-- Records for the task start --
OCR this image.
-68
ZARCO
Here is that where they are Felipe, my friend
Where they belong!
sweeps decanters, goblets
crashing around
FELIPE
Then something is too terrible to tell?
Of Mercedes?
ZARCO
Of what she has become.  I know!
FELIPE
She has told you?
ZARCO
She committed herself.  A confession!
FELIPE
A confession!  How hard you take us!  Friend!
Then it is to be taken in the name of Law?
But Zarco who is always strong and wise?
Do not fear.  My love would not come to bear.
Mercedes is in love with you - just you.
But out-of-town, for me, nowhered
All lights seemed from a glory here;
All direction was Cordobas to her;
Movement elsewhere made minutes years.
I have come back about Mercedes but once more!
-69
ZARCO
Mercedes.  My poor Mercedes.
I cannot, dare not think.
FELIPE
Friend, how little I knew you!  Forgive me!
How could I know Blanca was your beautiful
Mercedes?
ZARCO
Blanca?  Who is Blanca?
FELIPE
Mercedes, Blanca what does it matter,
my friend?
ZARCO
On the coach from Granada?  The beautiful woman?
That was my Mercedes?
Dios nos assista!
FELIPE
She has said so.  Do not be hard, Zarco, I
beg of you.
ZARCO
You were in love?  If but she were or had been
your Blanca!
-- Records for the task end --
What the exercise asks:
Find all lines where the word "confession" appears. Copy them.

Exercise answer:
She committed herself.  A confession!
A confession!  How hard you take us!  Friend!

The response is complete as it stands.